Data excerpts

begin

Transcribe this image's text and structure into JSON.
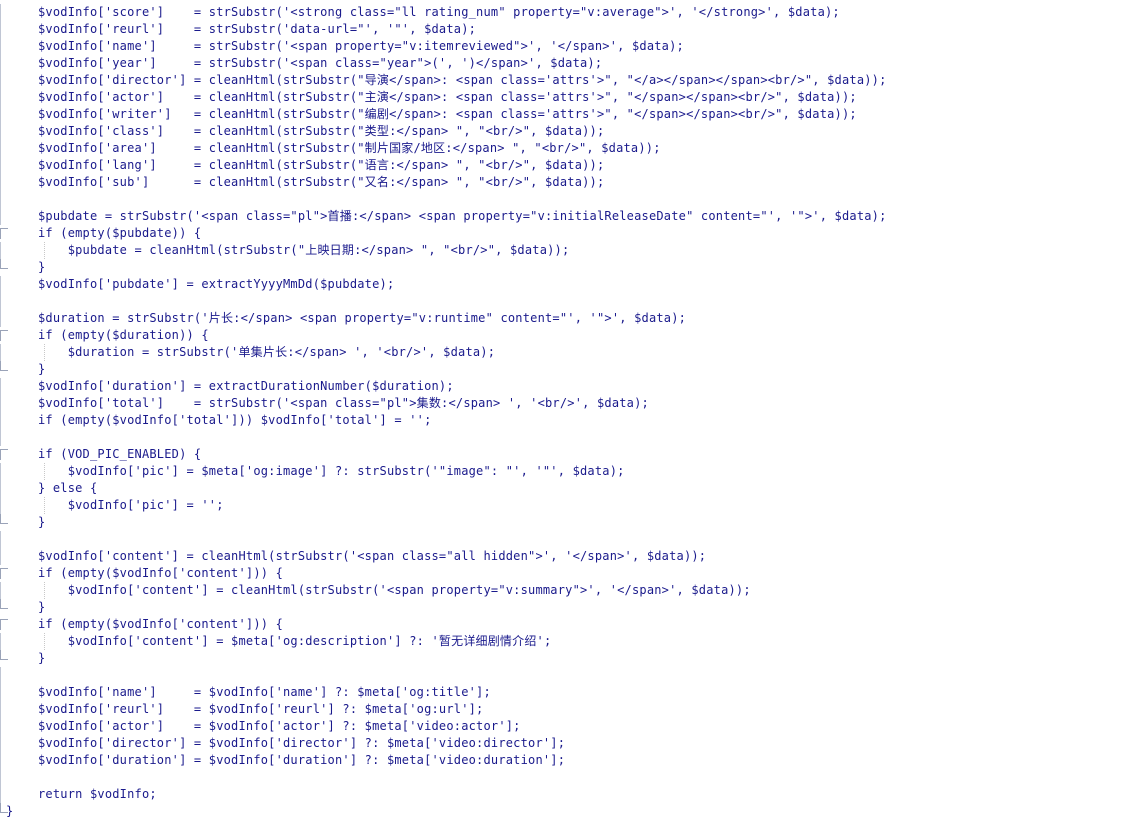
{
  "editor": {
    "lines": [
      {
        "fold": "mid",
        "text": "$vodInfo['score']    = strSubstr('<strong class=\"ll rating_num\" property=\"v:average\">', '</strong>', $data);"
      },
      {
        "fold": "mid",
        "text": "$vodInfo['reurl']    = strSubstr('data-url=\"', '\"', $data);"
      },
      {
        "fold": "mid",
        "text": "$vodInfo['name']     = strSubstr('<span property=\"v:itemreviewed\">', '</span>', $data);"
      },
      {
        "fold": "mid",
        "text": "$vodInfo['year']     = strSubstr('<span class=\"year\">(', ')</span>', $data);"
      },
      {
        "fold": "mid",
        "text": "$vodInfo['director'] = cleanHtml(strSubstr(\"导演</span>: <span class='attrs'>\", \"</a></span></span><br/>\", $data));"
      },
      {
        "fold": "mid",
        "text": "$vodInfo['actor']    = cleanHtml(strSubstr(\"主演</span>: <span class='attrs'>\", \"</span></span><br/>\", $data));"
      },
      {
        "fold": "mid",
        "text": "$vodInfo['writer']   = cleanHtml(strSubstr(\"编剧</span>: <span class='attrs'>\", \"</span></span><br/>\", $data));"
      },
      {
        "fold": "mid",
        "text": "$vodInfo['class']    = cleanHtml(strSubstr(\"类型:</span> \", \"<br/>\", $data));"
      },
      {
        "fold": "mid",
        "text": "$vodInfo['area']     = cleanHtml(strSubstr(\"制片国家/地区:</span> \", \"<br/>\", $data));"
      },
      {
        "fold": "mid",
        "text": "$vodInfo['lang']     = cleanHtml(strSubstr(\"语言:</span> \", \"<br/>\", $data));"
      },
      {
        "fold": "mid",
        "text": "$vodInfo['sub']      = cleanHtml(strSubstr(\"又名:</span> \", \"<br/>\", $data));"
      },
      {
        "fold": "mid",
        "text": ""
      },
      {
        "fold": "mid",
        "text": "$pubdate = strSubstr('<span class=\"pl\">首播:</span> <span property=\"v:initialReleaseDate\" content=\"', '\">', $data);"
      },
      {
        "fold": "open",
        "text": "if (empty($pubdate)) {"
      },
      {
        "fold": "mid",
        "text": "    $pubdate = cleanHtml(strSubstr(\"上映日期:</span> \", \"<br/>\", $data));"
      },
      {
        "fold": "close",
        "text": "}"
      },
      {
        "fold": "mid",
        "text": "$vodInfo['pubdate'] = extractYyyyMmDd($pubdate);"
      },
      {
        "fold": "mid",
        "text": ""
      },
      {
        "fold": "mid",
        "text": "$duration = strSubstr('片长:</span> <span property=\"v:runtime\" content=\"', '\">', $data);"
      },
      {
        "fold": "open",
        "text": "if (empty($duration)) {"
      },
      {
        "fold": "mid",
        "text": "    $duration = strSubstr('单集片长:</span> ', '<br/>', $data);"
      },
      {
        "fold": "close",
        "text": "}"
      },
      {
        "fold": "mid",
        "text": "$vodInfo['duration'] = extractDurationNumber($duration);"
      },
      {
        "fold": "mid",
        "text": "$vodInfo['total']    = strSubstr('<span class=\"pl\">集数:</span> ', '<br/>', $data);"
      },
      {
        "fold": "mid",
        "text": "if (empty($vodInfo['total'])) $vodInfo['total'] = '';"
      },
      {
        "fold": "mid",
        "text": ""
      },
      {
        "fold": "open",
        "text": "if (VOD_PIC_ENABLED) {"
      },
      {
        "fold": "mid",
        "text": "    $vodInfo['pic'] = $meta['og:image'] ?: strSubstr('\"image\": \"', '\"', $data);"
      },
      {
        "fold": "mid",
        "text": "} else {"
      },
      {
        "fold": "mid",
        "text": "    $vodInfo['pic'] = '';"
      },
      {
        "fold": "close",
        "text": "}"
      },
      {
        "fold": "mid",
        "text": ""
      },
      {
        "fold": "mid",
        "text": "$vodInfo['content'] = cleanHtml(strSubstr('<span class=\"all hidden\">', '</span>', $data));"
      },
      {
        "fold": "open",
        "text": "if (empty($vodInfo['content'])) {"
      },
      {
        "fold": "mid",
        "text": "    $vodInfo['content'] = cleanHtml(strSubstr('<span property=\"v:summary\">', '</span>', $data));"
      },
      {
        "fold": "close",
        "text": "}"
      },
      {
        "fold": "open",
        "text": "if (empty($vodInfo['content'])) {"
      },
      {
        "fold": "mid",
        "text": "    $vodInfo['content'] = $meta['og:description'] ?: '暂无详细剧情介绍';"
      },
      {
        "fold": "close",
        "text": "}"
      },
      {
        "fold": "mid",
        "text": ""
      },
      {
        "fold": "mid",
        "text": "$vodInfo['name']     = $vodInfo['name'] ?: $meta['og:title'];"
      },
      {
        "fold": "mid",
        "text": "$vodInfo['reurl']    = $vodInfo['reurl'] ?: $meta['og:url'];"
      },
      {
        "fold": "mid",
        "text": "$vodInfo['actor']    = $vodInfo['actor'] ?: $meta['video:actor'];"
      },
      {
        "fold": "mid",
        "text": "$vodInfo['director'] = $vodInfo['director'] ?: $meta['video:director'];"
      },
      {
        "fold": "mid",
        "text": "$vodInfo['duration'] = $vodInfo['duration'] ?: $meta['video:duration'];"
      },
      {
        "fold": "mid",
        "text": ""
      },
      {
        "fold": "mid",
        "text": "return $vodInfo;"
      },
      {
        "fold": "end",
        "text": "}"
      }
    ]
  }
}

end

- INSTRUCTIONS TO FOLLOW: Read the entries and show each line that mentions "actor".

- WRITTEN RESPONSE:
        "text": "$vodInfo['actor']    = cleanHtml(strSubstr(\"主演</span>: <span class='attrs'>\", \"</span></span><br/>\", $data));"
        "text": "$vodInfo['actor']    = $vodInfo['actor'] ?: $meta['video:actor'];"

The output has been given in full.